■ EXERCISE OBJECTIVE: Pull every line with the word "функцию" out of the entries below.

○ ○ ○

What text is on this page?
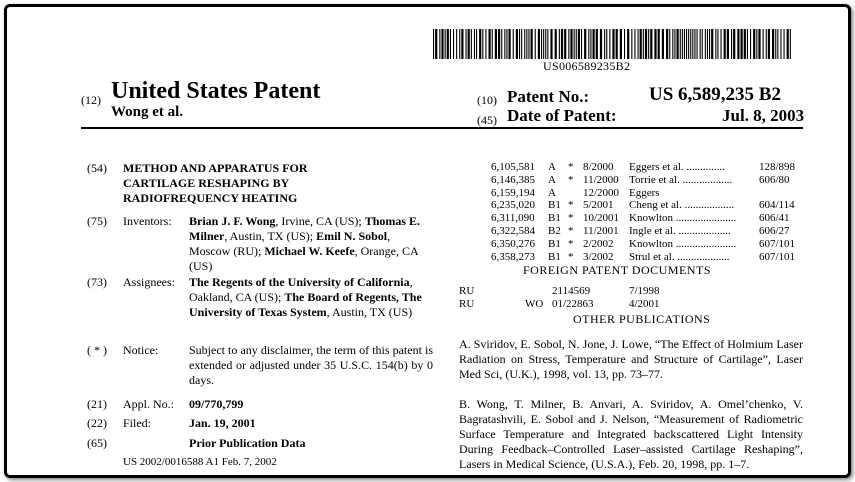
US006589235B2
(12) United States Patent
Wong et al.
(10) Patent No.:	US 6,589,235 B2
(45) Date of Patent:	Jul. 8, 2003
(54) METHOD AND APPARATUS FOR
CARTILAGE RESHAPING BY
RADIOFREQUENCY HEATING
(75) Inventors: Brian J. F. Wong, Irvine, CA (US); Thomas E. Milner, Austin, TX (US); Emil N. Sobol, Moscow (RU); Michael W. Keefe, Orange, CA (US)
(73) Assignees: The Regents of the University of California, Oakland, CA (US); The Board of Regents, The University of Texas System, Austin, TX (US)
( * ) Notice:	Subject to any disclaimer, the term of this patent is extended or adjusted under 35 U.S.C. 154(b) by 0 days.
(21) Appl. No.: 09/770,799
(22) Filed:	Jan. 19, 2001
(65)	Prior Publication Data
US 2002/0016588 A1 Feb. 7, 2002
6,105,581 A * 8/2000 Eggers et al. ..............	128/898
6,146,385 A * 11/2000 Torrie et al. .................. 606/80
6,159,194 A 12/2000 Eggers
6,235,020 B1 * 5/2001 Cheng et al. .................. 604/114
6,311,090 B1 * 10/2001 Knowlton ...................... 606/41
6,322,584 B2 * 11/2001 Ingle et al. ...................	606/27
6,350,276 B1 * 2/2002 Knowlton ...................... 607/101
6,358,273 B1 * 3/2002 Strul et al. ...................	607/101
FOREIGN PATENT DOCUMENTS
RU	2114569	7/1998
RU	WO 01/22863	4/2001
OTHER PUBLICATIONS
A. Sviridov, E. Sobol, N. Jone, J. Lowe, “The Effect of Holmium Laser Radiation on Stress, Temperature and Structure of Cartilage”, Laser Med Sci, (U.K.), 1998, vol. 13, pp. 73–77.
B. Wong, T. Milner, B. Anvari, A. Sviridov, A. Omel’chenko, V. Bagratashvili, E. Sobol and J. Nelson, “Measurement of Radiometric Surface Temperature and Integrated backscattered Light Intensity During Feedback–Controlled Laser–assisted Cartilage Reshaping”, Lasers in Medical Science, (U.S.A.), Feb. 20, 1998, pp. 1–7.
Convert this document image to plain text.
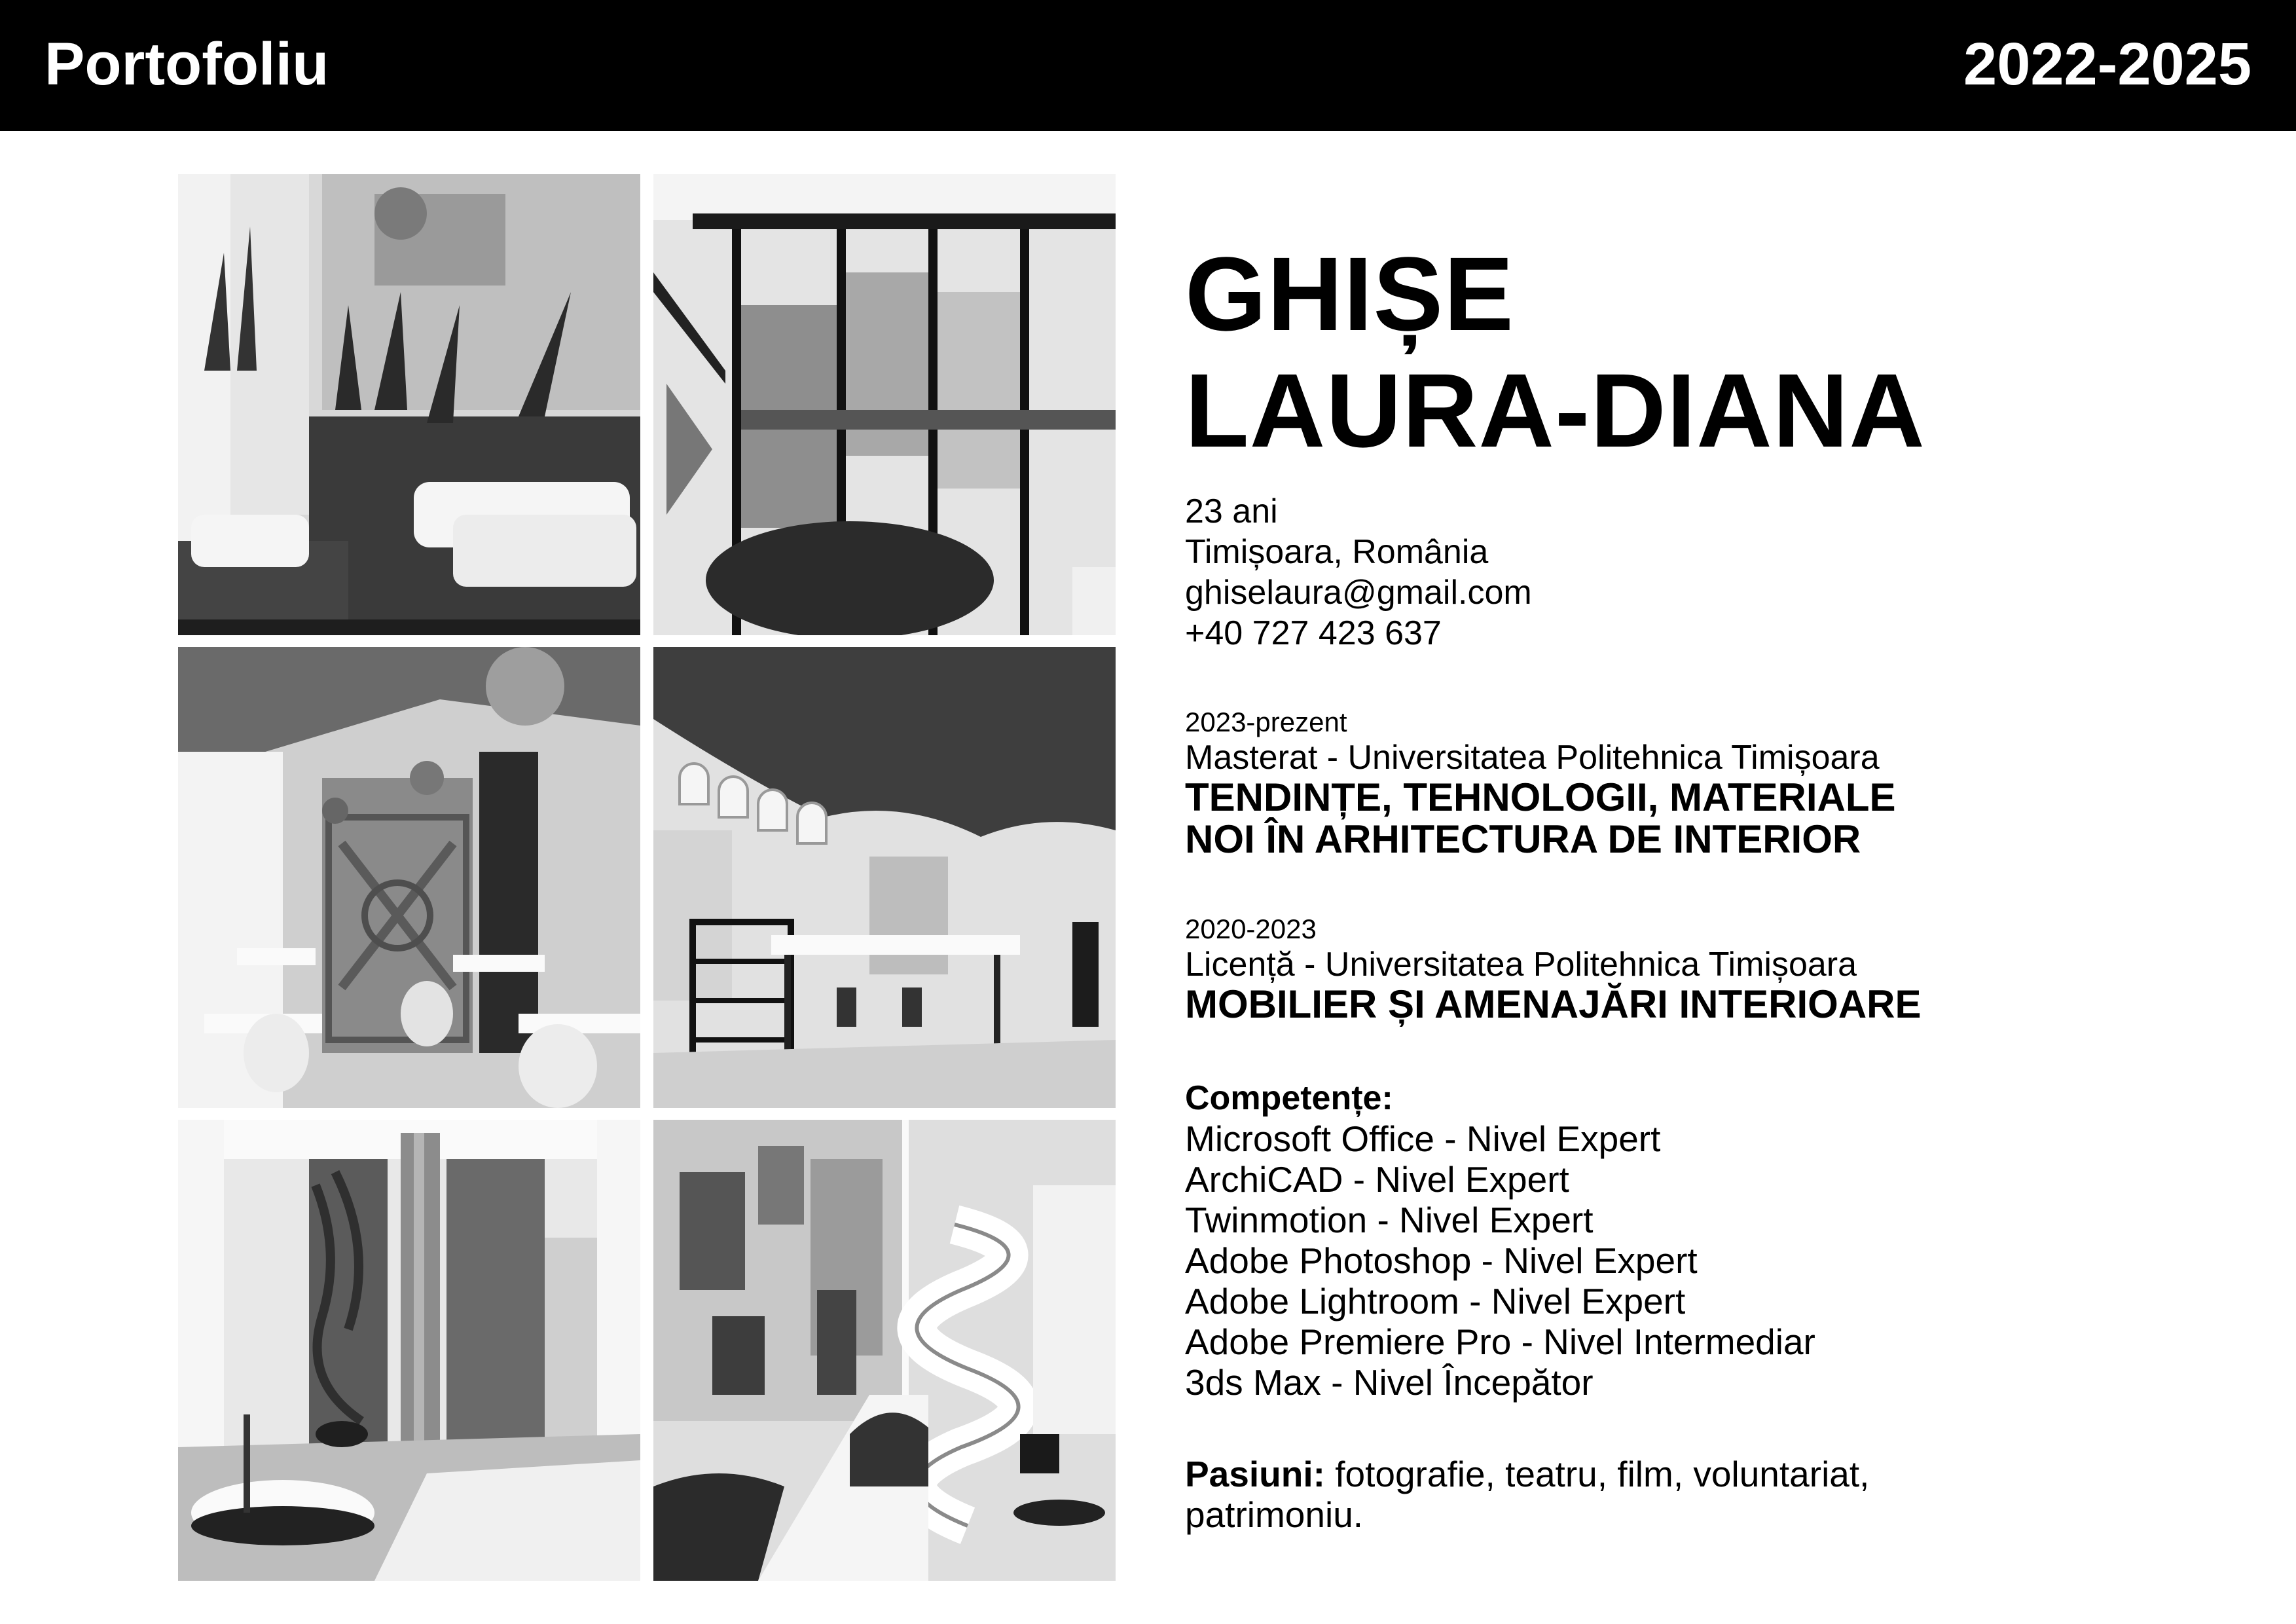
Portofoliu	2022-2025
GHIȘE
LAURA-DIANA
23 ani
Timișoara, România
ghiselaura@gmail.com
+40 727 423 637
2023-prezent
Masterat - Universitatea Politehnica Timișoara
TENDINȚE, TEHNOLOGII, MATERIALE
NOI ÎN ARHITECTURA DE INTERIOR
2020-2023
Licență - Universitatea Politehnica Timișoara
MOBILIER ȘI AMENAJĂRI INTERIOARE
Competențe:
Microsoft Office - Nivel Expert
ArchiCAD - Nivel Expert
Twinmotion - Nivel Expert
Adobe Photoshop - Nivel Expert
Adobe Lightroom - Nivel Expert
Adobe Premiere Pro - Nivel Intermediar
3ds Max - Nivel Începător
Pasiuni: fotografie, teatru, film, voluntariat, patrimoniu.
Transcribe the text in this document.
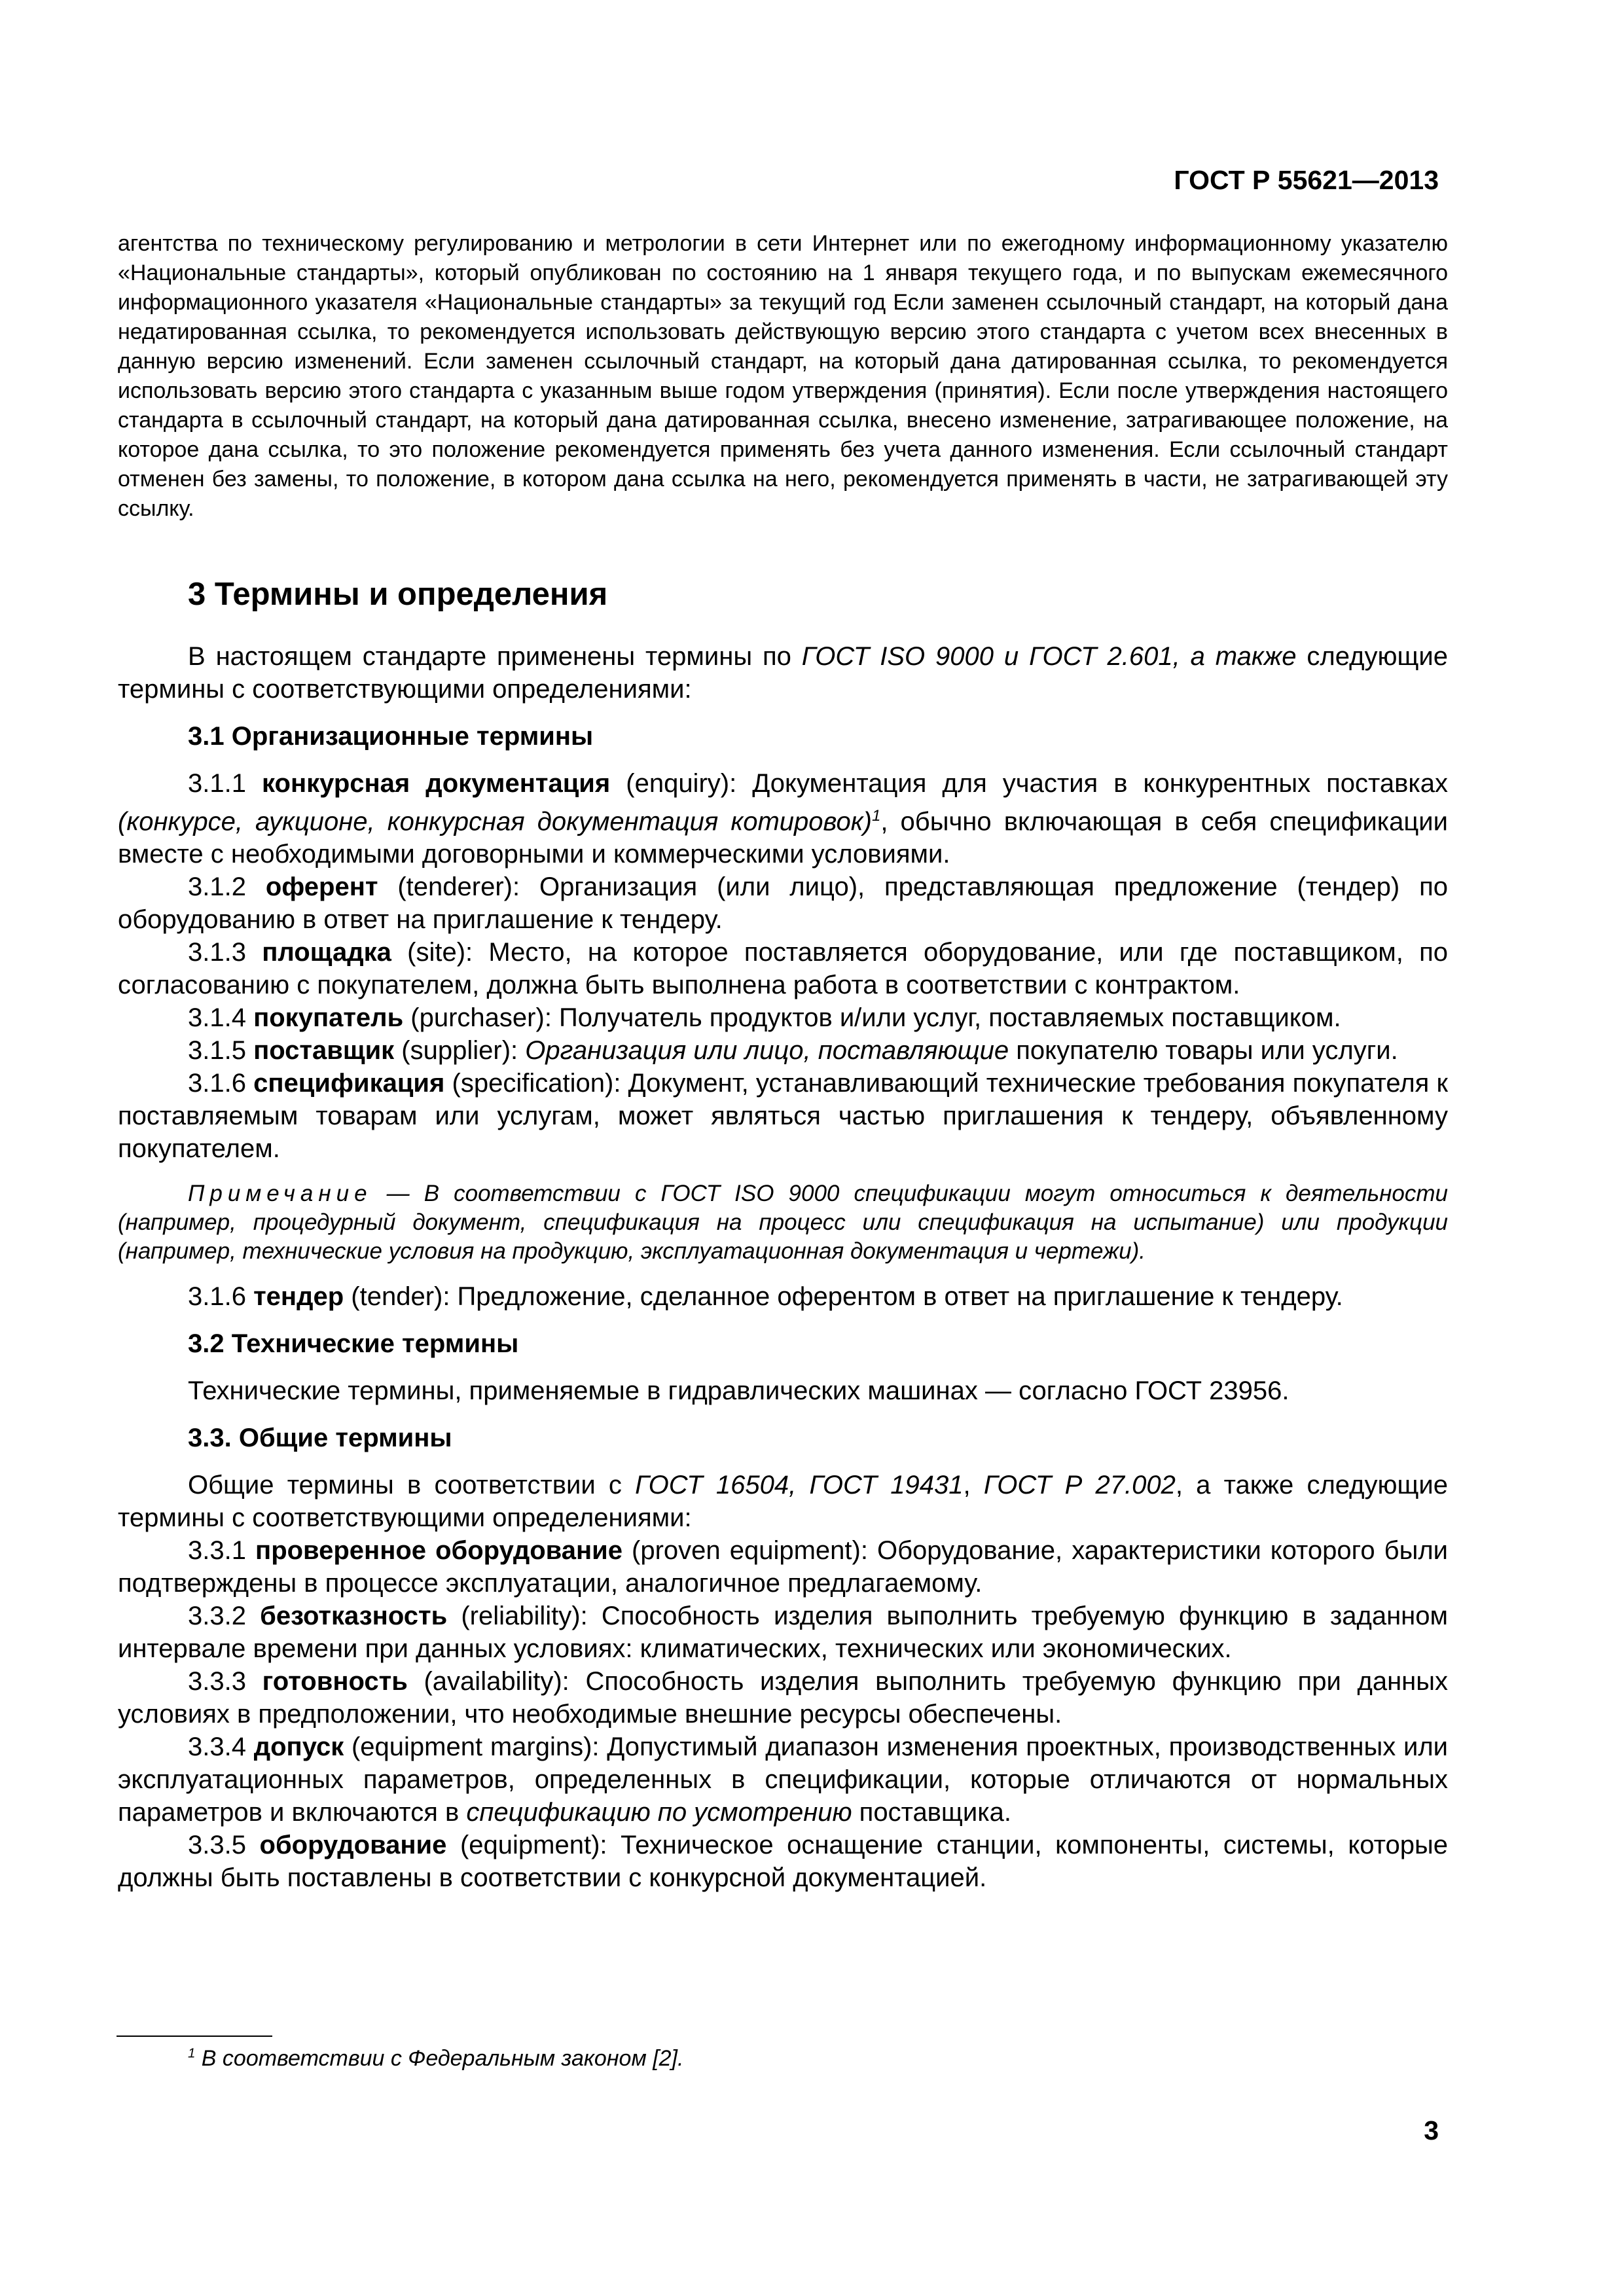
ГОСТ Р 55621—2013
агентства по техническому регулированию и метрологии в сети Интернет или по ежегодному информационному указателю «Национальные стандарты», который опубликован по состоянию на 1 января текущего года, и по выпускам ежемесячного информационного указателя «Национальные стандарты» за текущий год Если заменен ссылочный стандарт, на который дана недатированная ссылка, то рекомендуется использовать действующую версию этого стандарта с учетом всех внесенных в данную версию изменений. Если заменен ссылочный стандарт, на который дана датированная ссылка, то рекомендуется использовать версию этого стандарта с указанным выше годом утверждения (принятия). Если после утверждения настоящего стандарта в ссылочный стандарт, на который дана датированная ссылка, внесено изменение, затрагивающее положение, на которое дана ссылка, то это положение рекомендуется применять без учета данного изменения. Если ссылочный стандарт отменен без замены, то положение, в котором дана ссылка на него, рекомендуется применять в части, не затрагивающей эту ссылку.
3 Термины и определения

В настоящем стандарте применены термины по ГОСТ ISO 9000 и ГОСТ 2.601, а также следующие термины с соответствующими определениями:

3.1 Организационные термины

3.1.1 конкурсная документация (enquiry): Документация для участия в конкурентных поставках (конкурсе, аукционе, конкурсная документация котировок)$^1$, обычно включающая в себя спецификации вместе с необходимыми договорными и коммерческими условиями.

3.1.2 оферент (tenderer): Организация (или лицо), представляющая предложение (тендер) по оборудованию в ответ на приглашение к тендеру.

3.1.3 площадка (site): Место, на которое поставляется оборудование, или где поставщиком, по согласованию с покупателем, должна быть выполнена работа в соответствии с контрактом.

3.1.4 покупатель (purchaser): Получатель продуктов и/или услуг, поставляемых поставщиком.

3.1.5 поставщик (supplier): Организация или лицо, поставляющие покупателю товары или услуги.

3.1.6 спецификация (specification): Документ, устанавливающий технические требования покупателя к поставляемым товарам или услугам, может являться частью приглашения к тендеру, объявленному покупателем.

Примечание — В соответствии с ГОСТ ISO 9000 спецификации могут относиться к деятельности (например, процедурный документ, спецификация на процесс или спецификация на испытание) или продукции (например, технические условия на продукцию, эксплуатационная документация и чертежи).

3.1.6 тендер (tender): Предложение, сделанное оферентом в ответ на приглашение к тендеру.

3.2 Технические термины

Технические термины, применяемые в гидравлических машинах — согласно ГОСТ 23956.

3.3. Общие термины

Общие термины в соответствии с ГОСТ 16504, ГОСТ 19431, ГОСТ Р 27.002, а также следующие термины с соответствующими определениями:

3.3.1 проверенное оборудование (proven equipment): Оборудование, характеристики которого были подтверждены в процессе эксплуатации, аналогичное предлагаемому.

3.3.2 безотказность (reliability): Способность изделия выполнить требуемую функцию в заданном интервале времени при данных условиях: климатических, технических или экономических.

3.3.3 готовность (availability): Способность изделия выполнить требуемую функцию при данных условиях в предположении, что необходимые внешние ресурсы обеспечены.

3.3.4 допуск (equipment margins): Допустимый диапазон изменения проектных, производственных или эксплуатационных параметров, определенных в спецификации, которые отличаются от нормальных параметров и включаются в спецификацию по усмотрению поставщика.

3.3.5 оборудование (equipment): Техническое оснащение станции, компоненты, системы, которые должны быть поставлены в соответствии с конкурсной документацией.

$^1$ В соответствии с Федеральным законом [2].
3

○ ○ ○

■ RIGHT ANSWER:
3.3.2 безотказность (reliability): Способность изделия выполнить требуемую функцию в заданном интервале времени при данных условиях: климатических, технических или экономических.
3.3.3 готовность (availability): Способность изделия выполнить требуемую функцию при данных условиях в предположении, что необходимые внешние ресурсы обеспечены.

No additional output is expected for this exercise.